**TASK INSTRUCTIONS**
[1] Write out the CrystalHD latency mailing-list message below word for word, in full.
[2] Pull out the lines of the records from the very first one through the line containing "283, 503, 339]", inclusive, reproducing them character for character and nothing more.

[FFmpeg-devel] [RFC] FFmpeg libavcodec/crystalhd.c: Optimize for reduced latency

thomas schorpp thomas.schorpp at gmail.com
Thu Jan 31 13:39:22 CET 2013


Hi Philip,

On 30.01.2013 18:06, Philip Langdale wrote:
> On Wed, 30 Jan 2013 00:25:14 +0100
> thomas schorpp <thomas.schorpp at gmail.com> wrote:
>
>> Hello,
>>
>> 1.
>> Are You all with vdpau now or was it the kernel crashing driver bug
>> why most crystal HD projects dropped now for about a year? Patch
>> attached. Seems to work, no more kernel crashes so far. Broadcom
>> authors and owner of crystalhd @git.linuxtv.org (latest codebase) not
>> responding, google group left, anybody out there?
>
> Hi Tom,
>
> Yes, it's a bit of a dead community. I haven't had the time to look
> seriously at CrystalHD work for a while. It's very time consuming and
> frustrating at this point - as most of what you're doing is trying to
> work around lack of information. You can't trust the driver/library to
> tell you when a frame a ready, or when a new input packet is needed, or
> whether an output frame is interlaced or not. 80%+ of crystalhd.c is
> interlaced heuristics!

Yes, looks like You can fill the pipeline with 100s of frames but ReadyListCount
does not increase >1 unless DtsProcOutputNoCopy is called.

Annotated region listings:
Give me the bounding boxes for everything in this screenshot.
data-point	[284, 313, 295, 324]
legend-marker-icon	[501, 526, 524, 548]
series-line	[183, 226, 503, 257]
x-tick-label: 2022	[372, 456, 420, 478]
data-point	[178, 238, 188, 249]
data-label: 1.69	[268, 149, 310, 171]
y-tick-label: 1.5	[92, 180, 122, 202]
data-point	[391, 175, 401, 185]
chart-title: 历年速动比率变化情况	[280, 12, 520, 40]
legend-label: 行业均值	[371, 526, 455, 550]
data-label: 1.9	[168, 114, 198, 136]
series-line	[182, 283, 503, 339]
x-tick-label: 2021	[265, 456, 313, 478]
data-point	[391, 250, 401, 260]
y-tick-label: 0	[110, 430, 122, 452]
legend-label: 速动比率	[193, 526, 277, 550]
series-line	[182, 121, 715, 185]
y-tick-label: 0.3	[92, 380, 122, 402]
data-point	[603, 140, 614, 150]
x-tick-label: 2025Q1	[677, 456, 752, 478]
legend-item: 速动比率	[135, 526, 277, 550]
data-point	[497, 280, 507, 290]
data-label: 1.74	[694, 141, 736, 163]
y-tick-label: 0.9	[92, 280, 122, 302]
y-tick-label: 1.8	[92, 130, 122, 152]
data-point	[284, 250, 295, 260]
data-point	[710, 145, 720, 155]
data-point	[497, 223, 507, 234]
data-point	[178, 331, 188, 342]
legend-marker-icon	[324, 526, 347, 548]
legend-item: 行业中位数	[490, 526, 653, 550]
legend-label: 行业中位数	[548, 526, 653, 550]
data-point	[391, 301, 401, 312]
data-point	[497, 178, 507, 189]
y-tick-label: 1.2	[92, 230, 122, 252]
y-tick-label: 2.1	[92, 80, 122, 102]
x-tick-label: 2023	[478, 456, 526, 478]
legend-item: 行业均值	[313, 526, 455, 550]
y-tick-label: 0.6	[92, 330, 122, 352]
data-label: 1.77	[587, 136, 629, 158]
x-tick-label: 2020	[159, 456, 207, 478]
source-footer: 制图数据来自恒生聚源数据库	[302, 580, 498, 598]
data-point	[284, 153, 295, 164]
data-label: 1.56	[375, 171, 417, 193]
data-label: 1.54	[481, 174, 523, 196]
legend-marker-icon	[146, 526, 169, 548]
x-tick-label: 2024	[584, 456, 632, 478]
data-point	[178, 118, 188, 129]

**ANSWERS IN ORDER**
[1]
[FFmpeg-devel] [RFC] FFmpeg libavcodec/crystalhd.c: Optimize for reduced latency

thomas schorpp thomas.schorpp at gmail.com
Thu Jan 31 13:39:22 CET 2013


Hi Philip,

On 30.01.2013 18:06, Philip Langdale wrote:
> On Wed, 30 Jan 2013 00:25:14 +0100
> thomas schorpp <thomas.schorpp at gmail.com> wrote:
>
>> Hello,
>>
>> 1.
>> Are You all with vdpau now or was it the kernel crashing driver bug
>> why most crystal HD projects dropped now for about a year? Patch
>> attached. Seems to work, no more kernel crashes so far. Broadcom
>> authors and owner of crystalhd @git.linuxtv.org (latest codebase) not
>> responding, google group left, anybody out there?
>
> Hi Tom,
>
> Yes, it's a bit of a dead community. I haven't had the time to look
> seriously at CrystalHD work for a while. It's very time consuming and
> frustrating at this point - as most of what you're doing is trying to
> work around lack of information. You can't trust the driver/library to
> tell you when a frame a ready, or when a new input packet is needed, or
> whether an output frame is interlaced or not. 80%+ of crystalhd.c is
> interlaced heuristics!

Yes, looks like You can fill the pipeline with 100s of frames but ReadyListCount
does not increase >1 unless DtsProcOutputNoCopy is called.

[2]
Give me the bounding boxes for everything in this screenshot.
data-point	[284, 313, 295, 324]
legend-marker-icon	[501, 526, 524, 548]
series-line	[183, 226, 503, 257]
x-tick-label: 2022	[372, 456, 420, 478]
data-point	[178, 238, 188, 249]
data-label: 1.69	[268, 149, 310, 171]
y-tick-label: 1.5	[92, 180, 122, 202]
data-point	[391, 175, 401, 185]
chart-title: 历年速动比率变化情况	[280, 12, 520, 40]
legend-label: 行业均值	[371, 526, 455, 550]
data-label: 1.9	[168, 114, 198, 136]
series-line	[182, 283, 503, 339]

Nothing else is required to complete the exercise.